Goal:
How many lines of these entries hold the string "Chure"? Reply with the number alone.
══ Provided records ══
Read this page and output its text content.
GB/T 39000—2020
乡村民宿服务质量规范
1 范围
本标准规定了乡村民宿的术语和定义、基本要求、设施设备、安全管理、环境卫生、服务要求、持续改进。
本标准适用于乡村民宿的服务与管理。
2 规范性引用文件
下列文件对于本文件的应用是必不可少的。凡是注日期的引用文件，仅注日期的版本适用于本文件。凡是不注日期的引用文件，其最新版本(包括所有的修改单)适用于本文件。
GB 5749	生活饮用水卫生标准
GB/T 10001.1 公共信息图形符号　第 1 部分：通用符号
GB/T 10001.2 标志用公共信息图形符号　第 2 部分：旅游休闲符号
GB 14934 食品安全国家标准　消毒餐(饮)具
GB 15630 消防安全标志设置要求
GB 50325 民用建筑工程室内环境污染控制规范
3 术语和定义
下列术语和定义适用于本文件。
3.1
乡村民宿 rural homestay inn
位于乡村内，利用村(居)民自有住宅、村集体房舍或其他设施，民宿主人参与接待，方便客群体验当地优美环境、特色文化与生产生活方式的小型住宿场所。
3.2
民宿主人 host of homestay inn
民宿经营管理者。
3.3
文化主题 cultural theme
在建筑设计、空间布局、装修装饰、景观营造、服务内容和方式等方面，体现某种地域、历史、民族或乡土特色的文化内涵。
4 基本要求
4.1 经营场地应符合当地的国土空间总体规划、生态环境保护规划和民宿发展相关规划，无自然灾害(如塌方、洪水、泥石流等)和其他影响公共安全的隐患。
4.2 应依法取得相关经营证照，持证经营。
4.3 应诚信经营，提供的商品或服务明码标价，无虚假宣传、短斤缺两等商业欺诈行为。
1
═══
══ Provided records ══
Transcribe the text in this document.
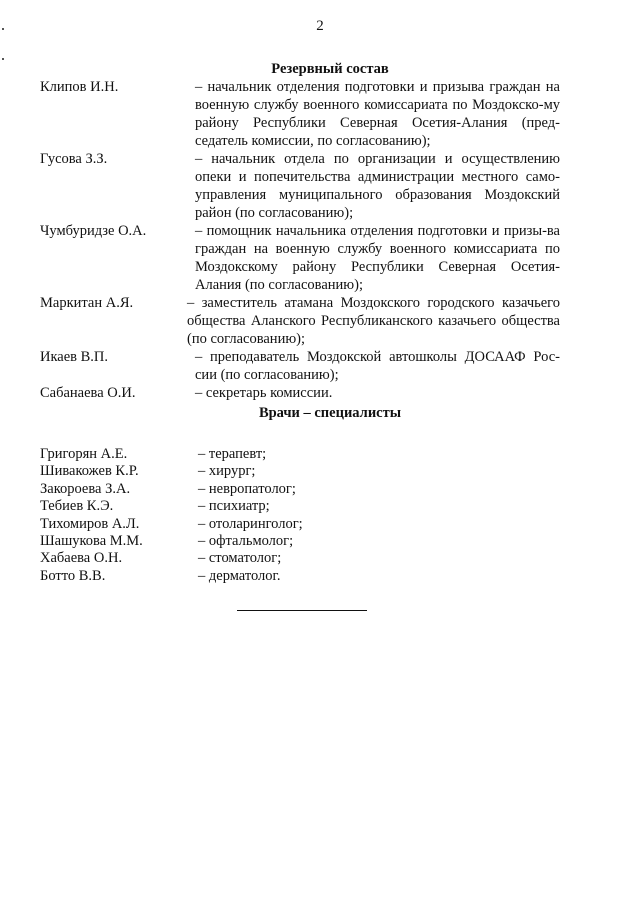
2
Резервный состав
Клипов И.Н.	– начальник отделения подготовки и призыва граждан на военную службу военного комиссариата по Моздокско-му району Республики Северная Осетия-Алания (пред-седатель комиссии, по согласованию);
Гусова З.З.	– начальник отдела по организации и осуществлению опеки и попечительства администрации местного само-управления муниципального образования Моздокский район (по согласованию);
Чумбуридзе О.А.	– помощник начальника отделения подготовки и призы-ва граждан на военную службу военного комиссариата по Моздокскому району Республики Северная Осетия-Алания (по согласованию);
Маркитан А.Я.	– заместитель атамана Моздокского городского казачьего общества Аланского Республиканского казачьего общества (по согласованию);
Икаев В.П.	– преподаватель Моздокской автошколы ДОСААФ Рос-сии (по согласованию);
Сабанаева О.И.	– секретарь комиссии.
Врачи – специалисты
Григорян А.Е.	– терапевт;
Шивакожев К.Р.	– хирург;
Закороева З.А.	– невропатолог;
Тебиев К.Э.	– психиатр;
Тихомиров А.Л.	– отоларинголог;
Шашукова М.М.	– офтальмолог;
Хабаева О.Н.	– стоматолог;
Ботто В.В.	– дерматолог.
═══
══ Provided records ══
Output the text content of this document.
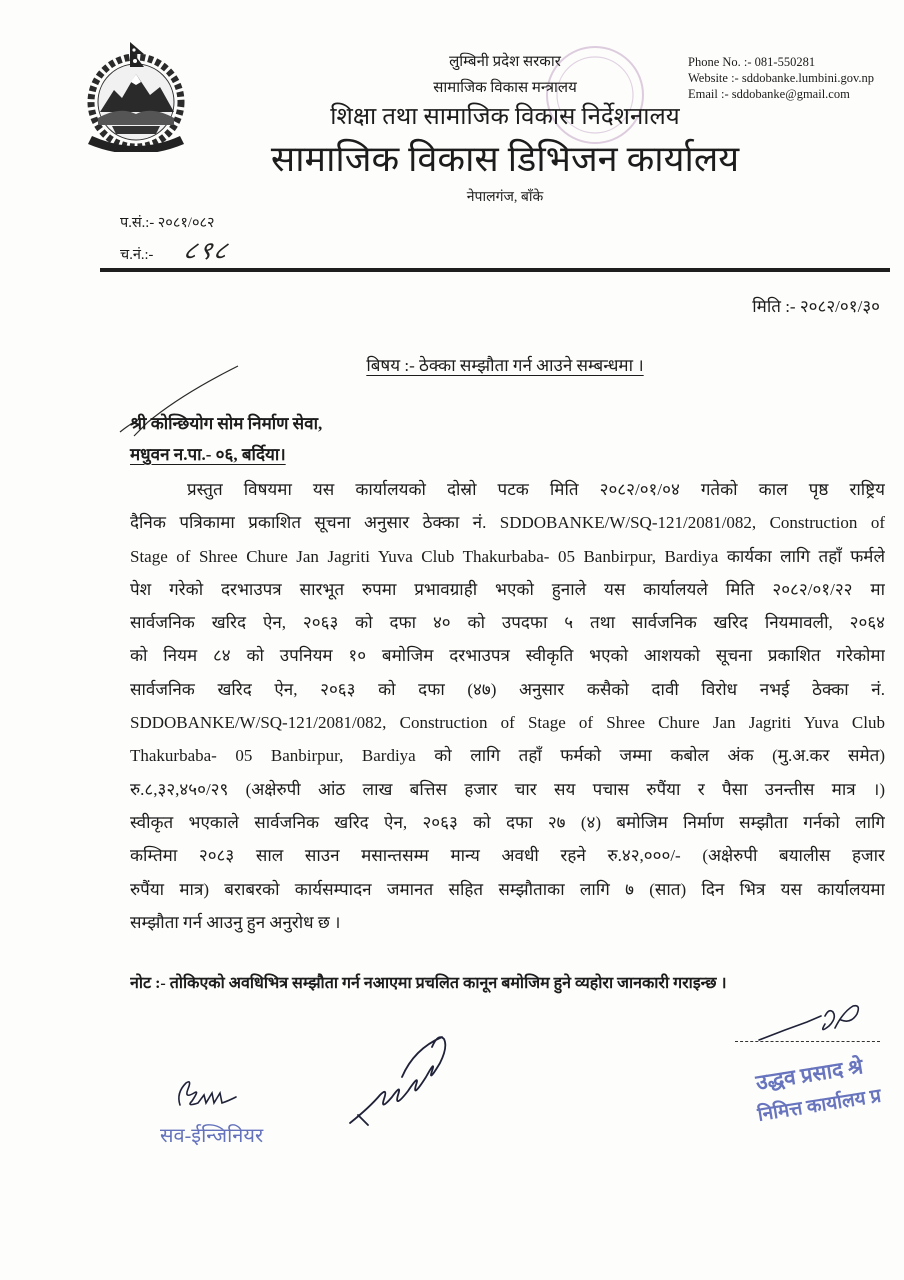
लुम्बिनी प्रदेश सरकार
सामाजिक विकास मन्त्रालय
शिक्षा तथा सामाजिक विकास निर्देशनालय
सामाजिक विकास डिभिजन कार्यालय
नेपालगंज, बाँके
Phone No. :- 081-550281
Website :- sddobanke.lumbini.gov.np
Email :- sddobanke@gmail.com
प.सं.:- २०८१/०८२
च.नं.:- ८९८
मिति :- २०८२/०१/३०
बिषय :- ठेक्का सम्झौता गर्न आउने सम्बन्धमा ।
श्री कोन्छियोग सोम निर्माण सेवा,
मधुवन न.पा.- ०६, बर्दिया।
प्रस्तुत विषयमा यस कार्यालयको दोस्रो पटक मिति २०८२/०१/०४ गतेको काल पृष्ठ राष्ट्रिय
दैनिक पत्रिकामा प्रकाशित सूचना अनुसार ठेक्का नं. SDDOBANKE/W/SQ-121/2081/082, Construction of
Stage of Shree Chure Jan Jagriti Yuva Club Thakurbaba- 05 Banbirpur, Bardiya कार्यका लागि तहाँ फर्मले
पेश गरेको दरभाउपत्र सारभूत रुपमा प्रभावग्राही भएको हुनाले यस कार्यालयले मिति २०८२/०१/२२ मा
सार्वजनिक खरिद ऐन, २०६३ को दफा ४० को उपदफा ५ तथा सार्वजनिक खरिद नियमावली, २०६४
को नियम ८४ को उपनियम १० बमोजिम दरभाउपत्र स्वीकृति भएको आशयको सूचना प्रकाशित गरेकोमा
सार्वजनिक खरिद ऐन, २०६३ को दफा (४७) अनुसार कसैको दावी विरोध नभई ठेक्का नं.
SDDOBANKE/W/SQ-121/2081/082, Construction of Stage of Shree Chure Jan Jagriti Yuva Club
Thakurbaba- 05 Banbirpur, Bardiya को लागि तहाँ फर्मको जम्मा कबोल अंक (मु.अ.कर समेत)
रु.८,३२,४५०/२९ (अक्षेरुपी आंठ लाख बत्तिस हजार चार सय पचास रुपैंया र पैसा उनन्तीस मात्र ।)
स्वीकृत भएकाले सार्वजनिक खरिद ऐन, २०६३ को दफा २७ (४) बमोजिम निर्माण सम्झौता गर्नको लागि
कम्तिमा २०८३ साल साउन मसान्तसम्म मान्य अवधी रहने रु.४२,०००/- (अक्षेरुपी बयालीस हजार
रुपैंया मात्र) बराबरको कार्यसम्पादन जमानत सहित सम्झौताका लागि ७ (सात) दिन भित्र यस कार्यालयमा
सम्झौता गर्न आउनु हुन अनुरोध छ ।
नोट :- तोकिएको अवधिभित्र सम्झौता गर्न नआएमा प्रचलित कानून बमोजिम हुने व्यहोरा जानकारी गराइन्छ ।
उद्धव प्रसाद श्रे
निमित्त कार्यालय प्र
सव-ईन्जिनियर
═══
Worked solution:
2